# PROVIDED INFORMATION start

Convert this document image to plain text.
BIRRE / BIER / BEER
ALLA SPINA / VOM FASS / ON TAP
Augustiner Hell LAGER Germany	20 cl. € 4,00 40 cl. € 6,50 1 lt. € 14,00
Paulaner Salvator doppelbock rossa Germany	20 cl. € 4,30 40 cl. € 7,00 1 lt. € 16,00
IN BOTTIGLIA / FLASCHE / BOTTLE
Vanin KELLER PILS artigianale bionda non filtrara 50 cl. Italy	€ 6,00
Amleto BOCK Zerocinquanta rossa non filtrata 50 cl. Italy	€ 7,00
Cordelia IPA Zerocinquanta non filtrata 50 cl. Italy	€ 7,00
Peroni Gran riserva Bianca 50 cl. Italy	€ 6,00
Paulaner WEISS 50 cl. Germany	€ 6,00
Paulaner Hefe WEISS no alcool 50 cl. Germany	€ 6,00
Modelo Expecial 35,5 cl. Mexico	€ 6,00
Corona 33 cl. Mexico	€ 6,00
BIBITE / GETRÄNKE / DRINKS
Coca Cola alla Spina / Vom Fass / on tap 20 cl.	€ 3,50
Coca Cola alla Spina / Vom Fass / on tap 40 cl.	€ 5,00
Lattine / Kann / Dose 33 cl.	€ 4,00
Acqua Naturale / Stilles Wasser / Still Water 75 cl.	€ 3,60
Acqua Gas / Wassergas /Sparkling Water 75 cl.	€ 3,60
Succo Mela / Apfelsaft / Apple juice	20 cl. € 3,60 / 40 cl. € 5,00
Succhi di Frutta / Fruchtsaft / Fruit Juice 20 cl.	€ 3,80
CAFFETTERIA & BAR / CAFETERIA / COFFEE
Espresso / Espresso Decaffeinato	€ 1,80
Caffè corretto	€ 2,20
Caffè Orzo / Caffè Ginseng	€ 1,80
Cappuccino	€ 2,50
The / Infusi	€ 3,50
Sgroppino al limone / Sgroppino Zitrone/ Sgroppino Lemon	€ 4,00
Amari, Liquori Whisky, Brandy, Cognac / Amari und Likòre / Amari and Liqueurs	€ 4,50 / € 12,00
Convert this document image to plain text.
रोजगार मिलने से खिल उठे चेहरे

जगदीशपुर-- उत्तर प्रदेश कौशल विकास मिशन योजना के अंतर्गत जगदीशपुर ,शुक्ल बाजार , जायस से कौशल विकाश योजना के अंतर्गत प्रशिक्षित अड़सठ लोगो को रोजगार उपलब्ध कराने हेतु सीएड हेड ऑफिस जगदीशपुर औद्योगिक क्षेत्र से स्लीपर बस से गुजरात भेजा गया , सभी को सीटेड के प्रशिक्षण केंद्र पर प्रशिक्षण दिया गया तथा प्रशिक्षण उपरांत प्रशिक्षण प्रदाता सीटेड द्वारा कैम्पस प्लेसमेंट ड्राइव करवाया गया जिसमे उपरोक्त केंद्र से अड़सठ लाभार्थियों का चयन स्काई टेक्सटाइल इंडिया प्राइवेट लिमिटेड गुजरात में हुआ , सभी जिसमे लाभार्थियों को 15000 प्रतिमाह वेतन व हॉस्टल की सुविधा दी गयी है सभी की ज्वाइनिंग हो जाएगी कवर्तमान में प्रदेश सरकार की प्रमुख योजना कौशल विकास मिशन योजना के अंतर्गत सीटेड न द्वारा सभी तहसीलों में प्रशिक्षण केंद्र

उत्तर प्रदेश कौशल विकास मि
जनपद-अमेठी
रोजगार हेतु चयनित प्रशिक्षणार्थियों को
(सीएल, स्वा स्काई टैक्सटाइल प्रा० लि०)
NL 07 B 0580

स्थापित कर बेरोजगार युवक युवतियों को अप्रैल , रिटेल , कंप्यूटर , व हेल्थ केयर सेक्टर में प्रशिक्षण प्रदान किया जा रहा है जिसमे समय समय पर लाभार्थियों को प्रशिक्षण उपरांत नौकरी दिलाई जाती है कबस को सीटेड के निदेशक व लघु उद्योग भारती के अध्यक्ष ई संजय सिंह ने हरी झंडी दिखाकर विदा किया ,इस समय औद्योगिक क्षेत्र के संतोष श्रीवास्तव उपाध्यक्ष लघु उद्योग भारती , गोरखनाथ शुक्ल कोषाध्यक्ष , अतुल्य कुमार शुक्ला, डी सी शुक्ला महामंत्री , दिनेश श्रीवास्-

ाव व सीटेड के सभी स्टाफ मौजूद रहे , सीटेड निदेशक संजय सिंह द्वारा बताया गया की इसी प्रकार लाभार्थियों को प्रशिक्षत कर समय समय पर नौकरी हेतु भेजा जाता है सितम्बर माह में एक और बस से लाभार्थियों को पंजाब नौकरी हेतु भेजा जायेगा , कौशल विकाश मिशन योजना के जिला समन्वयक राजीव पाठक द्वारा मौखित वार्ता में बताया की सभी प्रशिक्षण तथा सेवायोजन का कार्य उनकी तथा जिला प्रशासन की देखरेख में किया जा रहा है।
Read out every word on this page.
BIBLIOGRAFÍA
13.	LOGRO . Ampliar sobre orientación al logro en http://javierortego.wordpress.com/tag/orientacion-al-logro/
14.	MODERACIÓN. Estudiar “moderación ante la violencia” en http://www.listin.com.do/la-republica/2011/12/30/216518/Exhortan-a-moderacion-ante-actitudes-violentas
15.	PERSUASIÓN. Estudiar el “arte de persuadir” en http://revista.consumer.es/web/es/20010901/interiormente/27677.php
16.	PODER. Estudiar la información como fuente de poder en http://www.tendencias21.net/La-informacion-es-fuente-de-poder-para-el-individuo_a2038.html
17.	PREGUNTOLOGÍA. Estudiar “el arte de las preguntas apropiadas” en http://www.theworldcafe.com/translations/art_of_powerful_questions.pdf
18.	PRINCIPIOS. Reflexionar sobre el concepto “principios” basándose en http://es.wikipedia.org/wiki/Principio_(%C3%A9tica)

# PROVIDED INFORMATION end

■ **WHAT NEEDS TO BE DONE**: Reproduce all of the entries word for word.

■ **THE ANSWER**:
Convert this document image to plain text.
BIRRE / BIER / BEER
ALLA SPINA / VOM FASS / ON TAP
Augustiner Hell LAGER Germany	20 cl. € 4,00 40 cl. € 6,50 1 lt. € 14,00
Paulaner Salvator doppelbock rossa Germany	20 cl. € 4,30 40 cl. € 7,00 1 lt. € 16,00
IN BOTTIGLIA / FLASCHE / BOTTLE
Vanin KELLER PILS artigianale bionda non filtrara 50 cl. Italy	€ 6,00
Amleto BOCK Zerocinquanta rossa non filtrata 50 cl. Italy	€ 7,00
Cordelia IPA Zerocinquanta non filtrata 50 cl. Italy	€ 7,00
Peroni Gran riserva Bianca 50 cl. Italy	€ 6,00
Paulaner WEISS 50 cl. Germany	€ 6,00
Paulaner Hefe WEISS no alcool 50 cl. Germany	€ 6,00
Modelo Expecial 35,5 cl. Mexico	€ 6,00
Corona 33 cl. Mexico	€ 6,00
BIBITE / GETRÄNKE / DRINKS
Coca Cola alla Spina / Vom Fass / on tap 20 cl.	€ 3,50
Coca Cola alla Spina / Vom Fass / on tap 40 cl.	€ 5,00
Lattine / Kann / Dose 33 cl.	€ 4,00
Acqua Naturale / Stilles Wasser / Still Water 75 cl.	€ 3,60
Acqua Gas / Wassergas /Sparkling Water 75 cl.	€ 3,60
Succo Mela / Apfelsaft / Apple juice	20 cl. € 3,60 / 40 cl. € 5,00
Succhi di Frutta / Fruchtsaft / Fruit Juice 20 cl.	€ 3,80
CAFFETTERIA & BAR / CAFETERIA / COFFEE
Espresso / Espresso Decaffeinato	€ 1,80
Caffè corretto	€ 2,20
Caffè Orzo / Caffè Ginseng	€ 1,80
Cappuccino	€ 2,50
The / Infusi	€ 3,50
Sgroppino al limone / Sgroppino Zitrone/ Sgroppino Lemon	€ 4,00
Amari, Liquori Whisky, Brandy, Cognac / Amari und Likòre / Amari and Liqueurs	€ 4,50 / € 12,00
Convert this document image to plain text.
रोजगार मिलने से खिल उठे चेहरे

जगदीशपुर-- उत्तर प्रदेश कौशल विकास मिशन योजना के अंतर्गत जगदीशपुर ,शुक्ल बाजार , जायस से कौशल विकाश योजना के अंतर्गत प्रशिक्षित अड़सठ लोगो को रोजगार उपलब्ध कराने हेतु सीएड हेड ऑफिस जगदीशपुर औद्योगिक क्षेत्र से स्लीपर बस से गुजरात भेजा गया , सभी को सीटेड के प्रशिक्षण केंद्र पर प्रशिक्षण दिया गया तथा प्रशिक्षण उपरांत प्रशिक्षण प्रदाता सीटेड द्वारा कैम्पस प्लेसमेंट ड्राइव करवाया गया जिसमे उपरोक्त केंद्र से अड़सठ लाभार्थियों का चयन स्काई टेक्सटाइल इंडिया प्राइवेट लिमिटेड गुजरात में हुआ , सभी जिसमे लाभार्थियों को 15000 प्रतिमाह वेतन व हॉस्टल की सुविधा दी गयी है सभी की ज्वाइनिंग हो जाएगी कवर्तमान में प्रदेश सरकार की प्रमुख योजना कौशल विकास मिशन योजना के अंतर्गत सीटेड न द्वारा सभी तहसीलों में प्रशिक्षण केंद्र

उत्तर प्रदेश कौशल विकास मि
जनपद-अमेठी
रोजगार हेतु चयनित प्रशिक्षणार्थियों को
(सीएल, स्वा स्काई टैक्सटाइल प्रा० लि०)
NL 07 B 0580

स्थापित कर बेरोजगार युवक युवतियों को अप्रैल , रिटेल , कंप्यूटर , व हेल्थ केयर सेक्टर में प्रशिक्षण प्रदान किया जा रहा है जिसमे समय समय पर लाभार्थियों को प्रशिक्षण उपरांत नौकरी दिलाई जाती है कबस को सीटेड के निदेशक व लघु उद्योग भारती के अध्यक्ष ई संजय सिंह ने हरी झंडी दिखाकर विदा किया ,इस समय औद्योगिक क्षेत्र के संतोष श्रीवास्तव उपाध्यक्ष लघु उद्योग भारती , गोरखनाथ शुक्ल कोषाध्यक्ष , अतुल्य कुमार शुक्ला, डी सी शुक्ला महामंत्री , दिनेश श्रीवास्-

ाव व सीटेड के सभी स्टाफ मौजूद रहे , सीटेड निदेशक संजय सिंह द्वारा बताया गया की इसी प्रकार लाभार्थियों को प्रशिक्षत कर समय समय पर नौकरी हेतु भेजा जाता है सितम्बर माह में एक और बस से लाभार्थियों को पंजाब नौकरी हेतु भेजा जायेगा , कौशल विकाश मिशन योजना के जिला समन्वयक राजीव पाठक द्वारा मौखित वार्ता में बताया की सभी प्रशिक्षण तथा सेवायोजन का कार्य उनकी तथा जिला प्रशासन की देखरेख में किया जा रहा है।
Read out every word on this page.
BIBLIOGRAFÍA
13.	LOGRO . Ampliar sobre orientación al logro en http://javierortego.wordpress.com/tag/orientacion-al-logro/
14.	MODERACIÓN. Estudiar “moderación ante la violencia” en http://www.listin.com.do/la-republica/2011/12/30/216518/Exhortan-a-moderacion-ante-actitudes-violentas
15.	PERSUASIÓN. Estudiar el “arte de persuadir” en http://revista.consumer.es/web/es/20010901/interiormente/27677.php
16.	PODER. Estudiar la información como fuente de poder en http://www.tendencias21.net/La-informacion-es-fuente-de-poder-para-el-individuo_a2038.html
17.	PREGUNTOLOGÍA. Estudiar “el arte de las preguntas apropiadas” en http://www.theworldcafe.com/translations/art_of_powerful_questions.pdf
18.	PRINCIPIOS. Reflexionar sobre el concepto “principios” basándose en http://es.wikipedia.org/wiki/Principio_(%C3%A9tica)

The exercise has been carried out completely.